┌──
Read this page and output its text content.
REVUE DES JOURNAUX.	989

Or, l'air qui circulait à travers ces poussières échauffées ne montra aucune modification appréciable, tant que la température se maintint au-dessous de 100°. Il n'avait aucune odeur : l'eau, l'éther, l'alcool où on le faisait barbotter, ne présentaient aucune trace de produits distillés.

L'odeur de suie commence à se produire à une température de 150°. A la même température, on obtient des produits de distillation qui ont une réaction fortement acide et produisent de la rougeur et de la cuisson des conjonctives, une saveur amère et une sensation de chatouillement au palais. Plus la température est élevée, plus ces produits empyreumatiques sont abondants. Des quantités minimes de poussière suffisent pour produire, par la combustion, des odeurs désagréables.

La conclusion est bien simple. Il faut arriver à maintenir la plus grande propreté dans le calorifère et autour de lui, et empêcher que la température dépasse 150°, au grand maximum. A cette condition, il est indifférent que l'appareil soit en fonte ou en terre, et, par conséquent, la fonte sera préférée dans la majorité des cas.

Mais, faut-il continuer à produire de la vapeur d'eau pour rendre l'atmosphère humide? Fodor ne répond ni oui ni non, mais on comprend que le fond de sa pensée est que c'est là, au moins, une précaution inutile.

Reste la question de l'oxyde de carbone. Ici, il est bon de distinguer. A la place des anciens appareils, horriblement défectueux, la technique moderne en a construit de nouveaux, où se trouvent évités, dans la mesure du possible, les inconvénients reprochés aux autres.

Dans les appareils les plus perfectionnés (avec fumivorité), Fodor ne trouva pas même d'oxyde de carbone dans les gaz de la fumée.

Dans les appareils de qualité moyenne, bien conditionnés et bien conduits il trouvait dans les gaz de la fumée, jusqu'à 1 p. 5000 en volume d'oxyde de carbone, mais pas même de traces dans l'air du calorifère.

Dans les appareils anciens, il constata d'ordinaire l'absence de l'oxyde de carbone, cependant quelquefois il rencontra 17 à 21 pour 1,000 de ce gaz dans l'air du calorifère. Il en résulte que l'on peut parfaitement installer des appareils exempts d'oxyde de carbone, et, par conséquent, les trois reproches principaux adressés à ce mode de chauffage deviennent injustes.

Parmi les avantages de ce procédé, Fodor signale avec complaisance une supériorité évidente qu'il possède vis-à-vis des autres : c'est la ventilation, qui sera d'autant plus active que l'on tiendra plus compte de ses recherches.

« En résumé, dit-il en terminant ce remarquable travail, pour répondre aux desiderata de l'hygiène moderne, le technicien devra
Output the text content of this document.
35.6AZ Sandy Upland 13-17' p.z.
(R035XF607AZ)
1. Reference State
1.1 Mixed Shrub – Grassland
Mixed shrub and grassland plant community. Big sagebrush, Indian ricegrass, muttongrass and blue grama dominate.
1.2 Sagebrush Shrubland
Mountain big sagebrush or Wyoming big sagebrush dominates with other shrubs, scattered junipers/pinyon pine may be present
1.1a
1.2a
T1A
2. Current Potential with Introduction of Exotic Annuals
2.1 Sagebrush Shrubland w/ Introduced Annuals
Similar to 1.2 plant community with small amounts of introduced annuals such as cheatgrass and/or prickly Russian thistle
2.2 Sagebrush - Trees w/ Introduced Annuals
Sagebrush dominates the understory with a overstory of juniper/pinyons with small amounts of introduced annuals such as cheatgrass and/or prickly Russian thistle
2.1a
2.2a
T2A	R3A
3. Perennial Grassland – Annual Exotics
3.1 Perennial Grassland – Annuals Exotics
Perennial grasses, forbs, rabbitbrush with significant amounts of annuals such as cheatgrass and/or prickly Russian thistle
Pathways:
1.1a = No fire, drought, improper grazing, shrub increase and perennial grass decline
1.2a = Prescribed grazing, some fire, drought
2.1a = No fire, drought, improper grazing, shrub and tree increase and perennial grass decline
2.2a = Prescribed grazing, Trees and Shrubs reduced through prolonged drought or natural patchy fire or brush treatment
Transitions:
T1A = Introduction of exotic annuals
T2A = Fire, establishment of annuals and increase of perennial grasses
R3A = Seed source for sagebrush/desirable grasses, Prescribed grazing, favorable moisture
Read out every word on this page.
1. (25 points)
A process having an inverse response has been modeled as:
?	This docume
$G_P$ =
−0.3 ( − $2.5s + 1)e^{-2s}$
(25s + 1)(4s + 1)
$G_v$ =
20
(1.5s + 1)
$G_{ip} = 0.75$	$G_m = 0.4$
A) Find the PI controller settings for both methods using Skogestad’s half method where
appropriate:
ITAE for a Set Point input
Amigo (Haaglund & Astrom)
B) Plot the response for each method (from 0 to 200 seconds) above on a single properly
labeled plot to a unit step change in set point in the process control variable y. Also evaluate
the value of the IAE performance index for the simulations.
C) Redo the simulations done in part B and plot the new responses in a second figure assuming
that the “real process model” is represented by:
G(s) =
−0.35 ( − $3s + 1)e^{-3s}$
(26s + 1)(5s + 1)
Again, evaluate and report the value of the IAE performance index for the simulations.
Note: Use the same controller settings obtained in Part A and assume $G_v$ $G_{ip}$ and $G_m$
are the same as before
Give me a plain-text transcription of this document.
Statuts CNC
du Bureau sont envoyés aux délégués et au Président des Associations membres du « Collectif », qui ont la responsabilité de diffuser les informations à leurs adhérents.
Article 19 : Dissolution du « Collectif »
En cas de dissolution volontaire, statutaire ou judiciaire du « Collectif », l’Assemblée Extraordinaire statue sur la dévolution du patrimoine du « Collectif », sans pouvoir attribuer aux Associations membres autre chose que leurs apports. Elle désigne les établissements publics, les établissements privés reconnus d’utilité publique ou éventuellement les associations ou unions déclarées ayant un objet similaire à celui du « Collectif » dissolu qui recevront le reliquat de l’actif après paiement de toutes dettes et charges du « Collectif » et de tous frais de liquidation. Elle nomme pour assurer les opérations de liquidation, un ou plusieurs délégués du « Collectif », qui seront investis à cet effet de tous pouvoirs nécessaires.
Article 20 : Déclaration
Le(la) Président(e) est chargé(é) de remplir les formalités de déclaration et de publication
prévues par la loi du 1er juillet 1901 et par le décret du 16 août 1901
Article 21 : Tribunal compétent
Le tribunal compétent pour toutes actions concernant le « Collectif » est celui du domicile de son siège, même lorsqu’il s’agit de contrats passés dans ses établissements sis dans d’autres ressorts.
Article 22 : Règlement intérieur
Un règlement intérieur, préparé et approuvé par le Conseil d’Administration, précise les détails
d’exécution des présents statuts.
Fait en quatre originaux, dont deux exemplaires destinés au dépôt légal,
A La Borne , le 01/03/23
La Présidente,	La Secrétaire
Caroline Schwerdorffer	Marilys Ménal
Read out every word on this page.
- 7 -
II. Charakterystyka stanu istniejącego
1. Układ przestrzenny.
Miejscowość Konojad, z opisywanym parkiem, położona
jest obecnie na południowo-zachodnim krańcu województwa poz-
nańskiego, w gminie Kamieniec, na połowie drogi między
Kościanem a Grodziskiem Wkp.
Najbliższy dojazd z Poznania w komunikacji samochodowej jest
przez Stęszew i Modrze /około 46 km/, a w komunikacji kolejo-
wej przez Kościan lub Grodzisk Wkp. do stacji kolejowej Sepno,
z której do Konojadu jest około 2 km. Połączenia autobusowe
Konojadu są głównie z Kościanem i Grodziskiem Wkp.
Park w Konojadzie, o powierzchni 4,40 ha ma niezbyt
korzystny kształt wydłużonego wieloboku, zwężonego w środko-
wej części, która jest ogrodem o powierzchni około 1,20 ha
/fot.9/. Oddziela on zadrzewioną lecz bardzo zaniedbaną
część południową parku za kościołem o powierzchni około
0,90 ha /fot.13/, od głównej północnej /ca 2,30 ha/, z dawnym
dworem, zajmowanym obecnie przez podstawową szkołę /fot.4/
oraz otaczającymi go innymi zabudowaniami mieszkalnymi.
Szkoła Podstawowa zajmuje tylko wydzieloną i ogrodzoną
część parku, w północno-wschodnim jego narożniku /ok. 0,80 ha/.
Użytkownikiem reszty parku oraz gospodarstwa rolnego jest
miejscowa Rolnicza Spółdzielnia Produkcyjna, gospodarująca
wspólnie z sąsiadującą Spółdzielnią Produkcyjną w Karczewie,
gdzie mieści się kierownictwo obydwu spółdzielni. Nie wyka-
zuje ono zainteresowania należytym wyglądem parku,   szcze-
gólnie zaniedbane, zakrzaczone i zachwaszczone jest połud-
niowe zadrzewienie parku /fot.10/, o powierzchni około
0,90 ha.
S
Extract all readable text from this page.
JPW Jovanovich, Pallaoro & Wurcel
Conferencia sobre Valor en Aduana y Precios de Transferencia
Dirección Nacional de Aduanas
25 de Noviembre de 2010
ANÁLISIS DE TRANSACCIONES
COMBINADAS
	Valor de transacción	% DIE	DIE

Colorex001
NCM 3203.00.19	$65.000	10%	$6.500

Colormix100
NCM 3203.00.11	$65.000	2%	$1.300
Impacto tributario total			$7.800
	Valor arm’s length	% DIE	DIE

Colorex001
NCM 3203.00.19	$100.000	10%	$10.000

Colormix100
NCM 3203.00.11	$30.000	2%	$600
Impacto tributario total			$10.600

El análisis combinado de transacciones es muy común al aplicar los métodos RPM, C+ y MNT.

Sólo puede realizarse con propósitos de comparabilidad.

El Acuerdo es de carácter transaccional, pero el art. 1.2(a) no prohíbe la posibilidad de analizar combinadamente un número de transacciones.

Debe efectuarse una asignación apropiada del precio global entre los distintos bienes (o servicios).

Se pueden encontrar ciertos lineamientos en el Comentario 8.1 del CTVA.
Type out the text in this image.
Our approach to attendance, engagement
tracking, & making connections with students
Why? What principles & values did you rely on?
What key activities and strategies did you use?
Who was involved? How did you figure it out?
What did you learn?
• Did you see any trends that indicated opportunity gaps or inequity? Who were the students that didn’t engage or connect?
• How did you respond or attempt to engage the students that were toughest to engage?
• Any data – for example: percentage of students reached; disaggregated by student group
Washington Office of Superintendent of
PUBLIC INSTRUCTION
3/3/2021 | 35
└──
Of all the lines in the entries, how many contain the word "Trees"? Give only the number.

▶ _EXERCISE OUTPUT_
2